» **Job 1**
From the entries below, copy out the lines from the one containing "- museum-icon[interactable]: ⌂: [198, 479, 214, 495]" to the one containing "- church-label[interactable]: Christ", both included, and reproduce them unchanged.

» **Page**
______________________________

A Gem (or rather, a Ring) from Lucas

The demented Russophobe Edward Lucas has surpassed even his own stellar record of profound insights about the evil empire, this time explicitly comparing Russia to Mordor (the land of shadow in Tolkien’s The Lord of the Rings) from his Yahoo! list.

Quoted below in its entirety for laughs.

The British author JRR Tolkien always hated any attempt to compare his fantasy world of Middle Earth to contemporary political systems. Yet his books were hugely popular in eastern Europe during the years of communist captivity. The “scouring of the Shire”, in which a prosperous agricultural economy is reduced to destitution and misery by the activities of the “gatherers” and “sharers” bears an uncanny resemblance to the collectivisation of the Baltic states in the early years of Soviet occupation. “A lot of gathering, and precious little sharing” says a hobbit dourly.

But as the skies darken once again over the European continent (or Middle Earth if you prefer) , the temptation to find analogies in the Lord of the Rings trilogy is overwhelming. Mordor is clearly the Russian Federation, ruled by the demonic overlord Sauron (Putin). His email address, to give a contemporary note, might be sauron@gov.morder.me (the suffix is for Middle Earth). The threat from Mordor—symbolised by the Ring—is the combination of dirty money and authoritarian political thinking.

______________________________

» **Records for processing**
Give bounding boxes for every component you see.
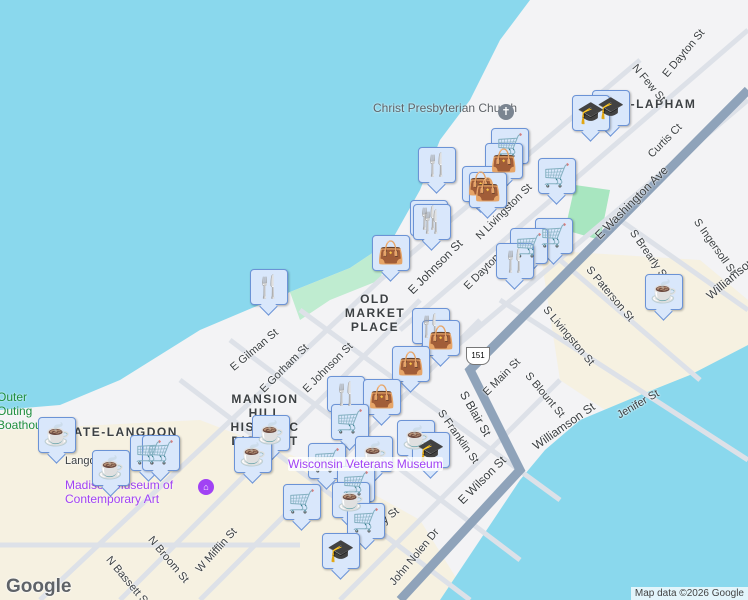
- museum-icon[interactable]: ⌂: [198, 479, 214, 495]
- shopping-marker[interactable]: 👜: [469, 172, 507, 208]
- museum-label[interactable]: Madison Museum of Contemporary Art: [65, 478, 205, 506]
- veterans-label[interactable]: Wisconsin Veterans Museum: [288, 457, 443, 471]
- restaurant-marker[interactable]: 🍴: [496, 243, 534, 279]
- church-icon[interactable]: ✝: [498, 104, 514, 120]
- shopping-bag-icon: 👜: [474, 177, 502, 202]
- restaurant-marker[interactable]: 🍴: [413, 204, 451, 240]
- graduation-cap-icon: 🎓: [327, 538, 355, 563]
- fork-knife-icon: 🍴: [501, 248, 529, 273]
- map-attribution[interactable]: Map data ©2026 Google: [630, 587, 748, 600]
- area-old-market: OLD MARKET PLACE: [344, 292, 406, 334]
- coffee-cup-icon: ☕: [650, 279, 678, 304]
- shopping-bag-icon: 👜: [427, 325, 455, 350]
- cart-icon: 🛒: [336, 409, 364, 434]
- shopping-marker[interactable]: 👜: [363, 379, 401, 415]
- route-151-shield: 151: [466, 347, 490, 365]
- grocery-marker[interactable]: 🛒: [283, 484, 321, 520]
- graduation-cap-icon: 🎓: [577, 100, 605, 125]
- cafe-marker[interactable]: ☕: [38, 417, 76, 453]
- fork-knife-icon: 🍴: [423, 152, 451, 177]
- cafe-marker[interactable]: ☕: [92, 450, 130, 486]
- cafe-marker[interactable]: ☕: [234, 437, 272, 473]
- shopping-bag-icon: 👜: [377, 240, 405, 265]
- cart-icon: 🛒: [288, 489, 316, 514]
- shopping-bag-icon: 👜: [368, 384, 396, 409]
- cart-icon: 🛒: [540, 223, 568, 248]
- map-canvas[interactable]: Christ Presbyterian Church ✝ Outer Outin…: [0, 0, 748, 600]
- church-label[interactable]: Christ Presbyterian Church: [373, 101, 517, 115]
- shopping-marker[interactable]: 👜: [372, 235, 410, 271]
- shopping-marker[interactable]: 👜: [422, 320, 460, 356]
- shopping-bag-icon: 👜: [397, 351, 425, 376]
- school-marker[interactable]: 🎓: [322, 533, 360, 569]
- restaurant-marker[interactable]: 🍴: [250, 269, 288, 305]
- restaurant-marker[interactable]: 🍴: [418, 147, 456, 183]
- grocery-marker[interactable]: 🛒: [347, 503, 385, 539]
- cafe-marker[interactable]: ☕: [645, 274, 683, 310]
- grocery-marker[interactable]: 🛒: [331, 404, 369, 440]
- fork-knife-icon: 🍴: [332, 381, 360, 406]
- shopping-marker[interactable]: 👜: [392, 346, 430, 382]
- coffee-cup-icon: ☕: [43, 422, 71, 447]
- fork-knife-icon: 🍴: [418, 209, 446, 234]
- school-marker[interactable]: 🎓: [572, 95, 610, 131]
- grocery-marker[interactable]: 🛒: [142, 435, 180, 471]
- cart-icon: 🛒: [543, 163, 571, 188]
- cart-icon: 🛒: [352, 508, 380, 533]
- restaurant-marker[interactable]: 🍴: [327, 376, 365, 412]
- grocery-marker[interactable]: 🛒: [538, 158, 576, 194]
- coffee-cup-icon: ☕: [239, 442, 267, 467]
- google-logo: Google: [6, 576, 72, 597]
- cart-icon: 🛒: [147, 440, 175, 465]
- coffee-cup-icon: ☕: [97, 455, 125, 480]
- fork-knife-icon: 🍴: [255, 274, 283, 299]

______________________________

» **Job 2**
Rewrite the passage of the piece on Russia as Mordor from "But as the skies" to "authoritarian political thinking.", putting "tyrant" in place of "overlord".

» **Full answer 1**
- museum-icon[interactable]: ⌂: [198, 479, 214, 495]
- shopping-marker[interactable]: 👜: [469, 172, 507, 208]
- museum-label[interactable]: Madison Museum of Contemporary Art: [65, 478, 205, 506]
- veterans-label[interactable]: Wisconsin Veterans Museum: [288, 457, 443, 471]
- restaurant-marker[interactable]: 🍴: [496, 243, 534, 279]
- church-icon[interactable]: ✝: [498, 104, 514, 120]
- shopping-bag-icon: 👜: [474, 177, 502, 202]
- restaurant-marker[interactable]: 🍴: [413, 204, 451, 240]
- graduation-cap-icon: 🎓: [327, 538, 355, 563]
- fork-knife-icon: 🍴: [501, 248, 529, 273]
- map-attribution[interactable]: Map data ©2026 Google: [630, 587, 748, 600]
- area-old-market: OLD MARKET PLACE: [344, 292, 406, 334]
- coffee-cup-icon: ☕: [650, 279, 678, 304]
- shopping-bag-icon: 👜: [427, 325, 455, 350]
- cart-icon: 🛒: [336, 409, 364, 434]
- shopping-marker[interactable]: 👜: [363, 379, 401, 415]
- route-151-shield: 151: [466, 347, 490, 365]
- grocery-marker[interactable]: 🛒: [283, 484, 321, 520]
- graduation-cap-icon: 🎓: [577, 100, 605, 125]
- cafe-marker[interactable]: ☕: [38, 417, 76, 453]
- fork-knife-icon: 🍴: [423, 152, 451, 177]
- cafe-marker[interactable]: ☕: [92, 450, 130, 486]
- cafe-marker[interactable]: ☕: [234, 437, 272, 473]
- shopping-bag-icon: 👜: [377, 240, 405, 265]
- cart-icon: 🛒: [288, 489, 316, 514]
- shopping-bag-icon: 👜: [368, 384, 396, 409]
- cart-icon: 🛒: [540, 223, 568, 248]
- map-canvas[interactable]: Christ Presbyterian Church ✝ Outer Outin…: [0, 0, 748, 600]
- church-label[interactable]: Christ Presbyterian Church: [373, 101, 517, 115]

» **Full answer 2**
But as the skies darken once again over the European continent (or Middle Earth if you prefer) , the temptation to find analogies in the Lord of the Rings trilogy is overwhelming. Mordor is clearly the Russian Federation, ruled by the demonic tyrant Sauron (Putin). His email address, to give a contemporary note, might be sauron@gov.morder.me (the suffix is for Middle Earth). The threat from Mordor—symbolised by the Ring—is the combination of dirty money and authoritarian political thinking.